- **TASK TO COMPLETE**:
Pick out all lines with the word "JSON" from the records that follow.

- **DATA RECORDS**:
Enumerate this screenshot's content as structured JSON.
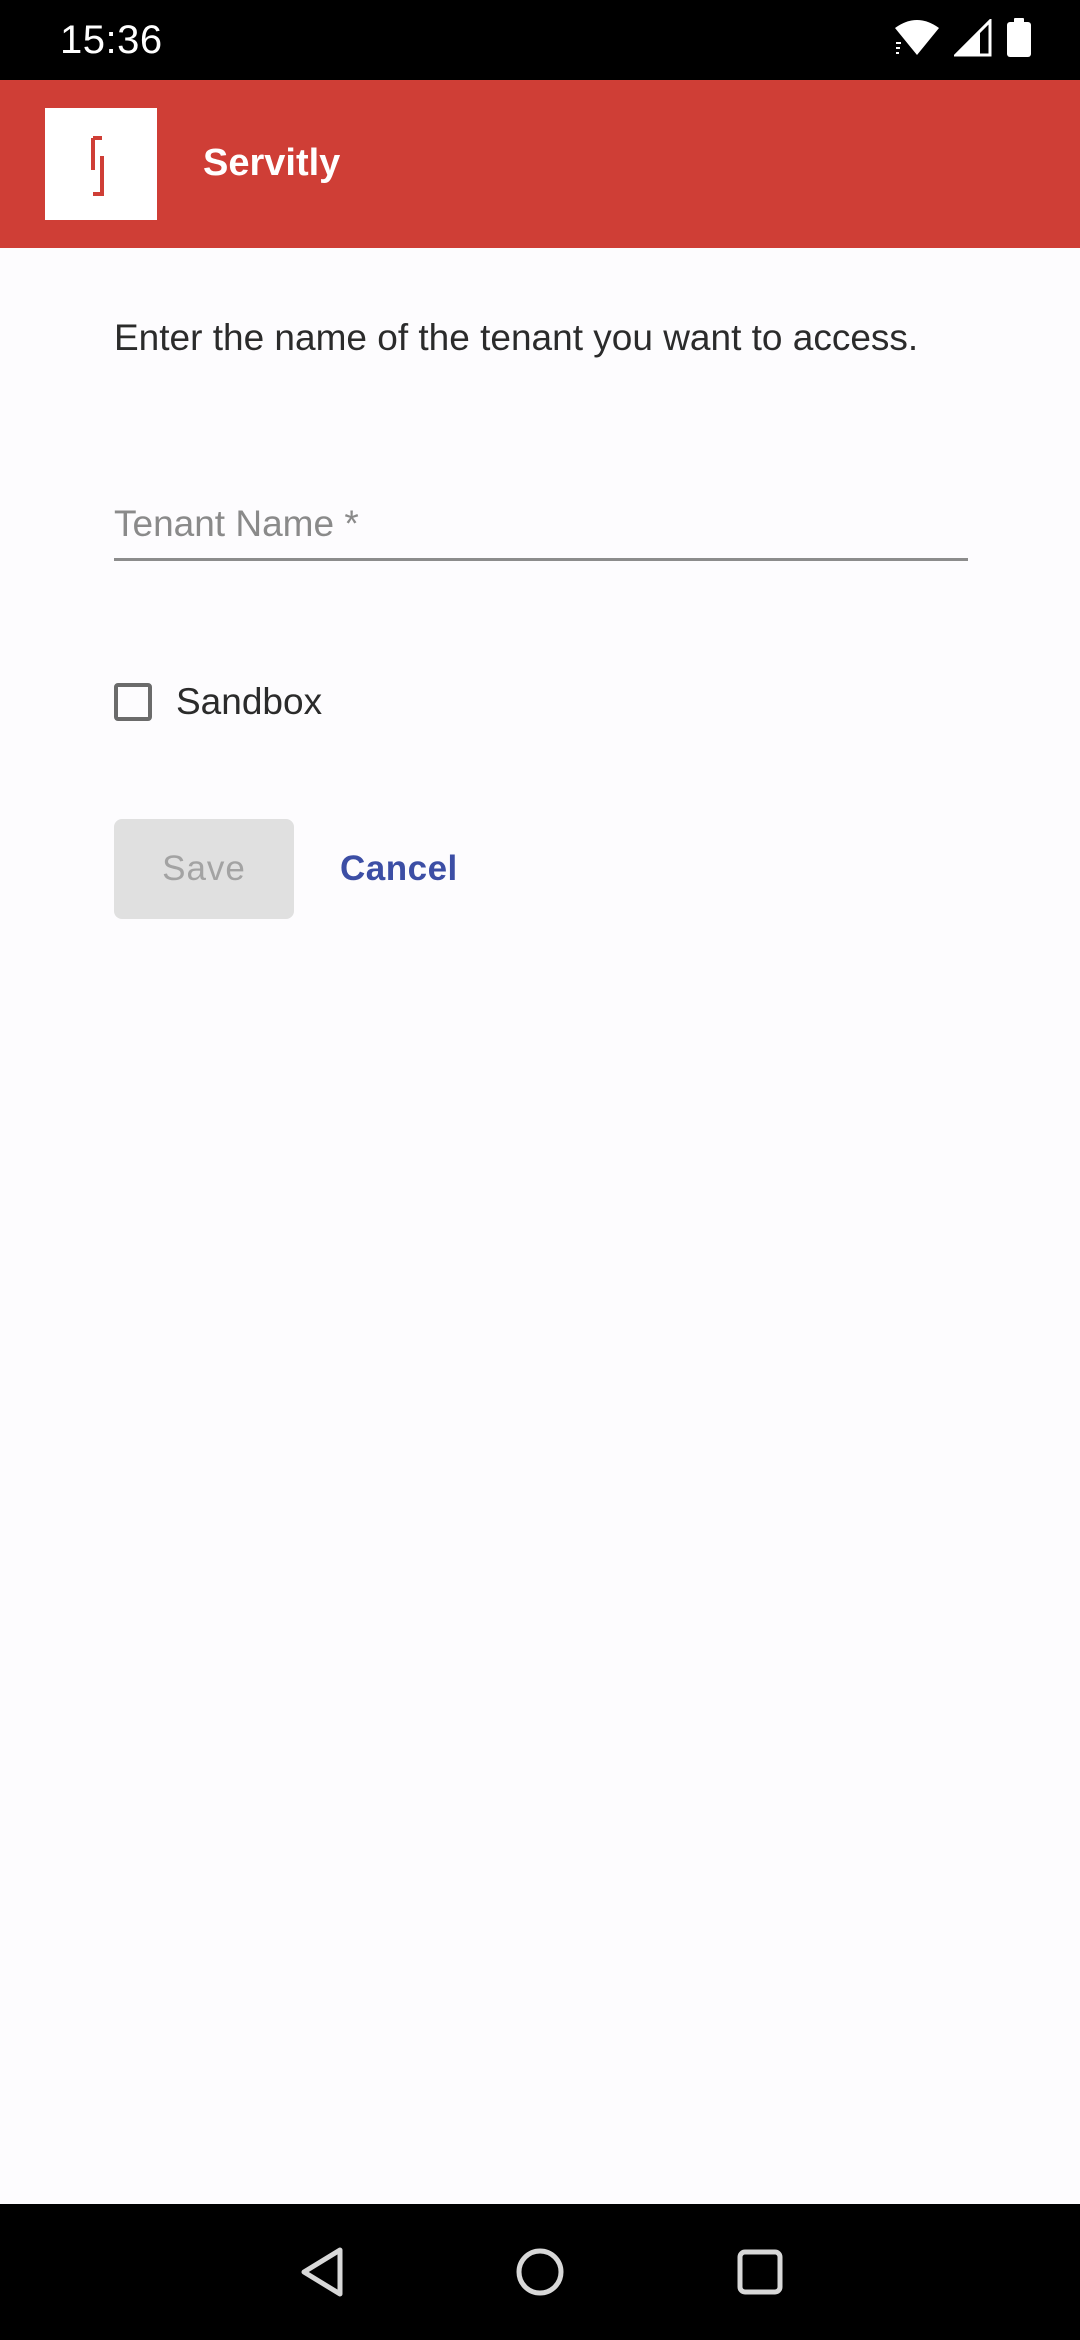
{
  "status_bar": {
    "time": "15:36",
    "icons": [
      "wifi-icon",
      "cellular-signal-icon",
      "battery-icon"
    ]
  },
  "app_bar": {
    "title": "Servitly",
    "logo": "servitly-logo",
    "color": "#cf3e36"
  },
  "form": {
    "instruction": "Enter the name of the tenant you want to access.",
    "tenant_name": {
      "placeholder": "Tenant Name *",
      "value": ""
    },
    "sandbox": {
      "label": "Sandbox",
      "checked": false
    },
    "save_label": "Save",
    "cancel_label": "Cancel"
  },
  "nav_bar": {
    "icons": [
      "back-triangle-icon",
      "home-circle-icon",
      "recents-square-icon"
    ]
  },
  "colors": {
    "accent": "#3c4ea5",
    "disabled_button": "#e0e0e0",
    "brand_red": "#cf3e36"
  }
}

---

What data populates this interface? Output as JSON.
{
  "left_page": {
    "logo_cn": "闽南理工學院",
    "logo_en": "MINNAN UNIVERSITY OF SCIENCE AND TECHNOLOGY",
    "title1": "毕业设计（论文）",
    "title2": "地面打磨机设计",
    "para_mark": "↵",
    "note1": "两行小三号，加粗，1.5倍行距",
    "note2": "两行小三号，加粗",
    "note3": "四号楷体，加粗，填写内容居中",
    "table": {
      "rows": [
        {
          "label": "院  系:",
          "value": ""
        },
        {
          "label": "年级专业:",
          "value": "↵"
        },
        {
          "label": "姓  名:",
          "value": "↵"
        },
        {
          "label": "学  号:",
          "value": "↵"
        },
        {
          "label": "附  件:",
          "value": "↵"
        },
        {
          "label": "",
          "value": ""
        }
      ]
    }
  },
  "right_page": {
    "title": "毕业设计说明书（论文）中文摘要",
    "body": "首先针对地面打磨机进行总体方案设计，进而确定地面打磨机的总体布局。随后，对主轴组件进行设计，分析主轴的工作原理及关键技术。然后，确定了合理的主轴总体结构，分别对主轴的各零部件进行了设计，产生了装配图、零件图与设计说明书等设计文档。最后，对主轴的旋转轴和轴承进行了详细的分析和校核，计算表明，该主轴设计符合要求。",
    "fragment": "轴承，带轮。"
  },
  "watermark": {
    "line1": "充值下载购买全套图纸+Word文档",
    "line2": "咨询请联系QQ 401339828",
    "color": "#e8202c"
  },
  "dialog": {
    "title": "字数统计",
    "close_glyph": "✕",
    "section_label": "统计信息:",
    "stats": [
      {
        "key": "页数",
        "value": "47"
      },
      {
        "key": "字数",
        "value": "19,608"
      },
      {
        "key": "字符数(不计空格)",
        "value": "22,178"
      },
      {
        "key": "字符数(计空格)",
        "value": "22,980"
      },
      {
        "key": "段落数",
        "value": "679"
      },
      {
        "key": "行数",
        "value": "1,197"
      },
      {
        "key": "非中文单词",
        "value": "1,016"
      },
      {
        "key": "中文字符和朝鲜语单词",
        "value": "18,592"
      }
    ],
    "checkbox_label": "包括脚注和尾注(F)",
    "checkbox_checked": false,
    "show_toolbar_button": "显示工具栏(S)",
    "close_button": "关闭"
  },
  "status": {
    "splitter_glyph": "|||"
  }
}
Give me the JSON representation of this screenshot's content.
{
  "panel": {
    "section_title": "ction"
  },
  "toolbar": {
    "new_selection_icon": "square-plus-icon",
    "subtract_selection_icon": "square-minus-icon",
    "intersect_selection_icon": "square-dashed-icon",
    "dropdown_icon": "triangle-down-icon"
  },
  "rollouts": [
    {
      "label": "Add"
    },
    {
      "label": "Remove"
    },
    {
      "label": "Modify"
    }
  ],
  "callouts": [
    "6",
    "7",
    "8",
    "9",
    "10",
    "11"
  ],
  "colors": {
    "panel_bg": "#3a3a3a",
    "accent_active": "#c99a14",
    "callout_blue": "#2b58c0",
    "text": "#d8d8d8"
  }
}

- **EXERCISE RESULT**:
Enumerate this screenshot's content as structured JSON.
What data populates this interface? Output as JSON.
Give me the JSON representation of this screenshot's content.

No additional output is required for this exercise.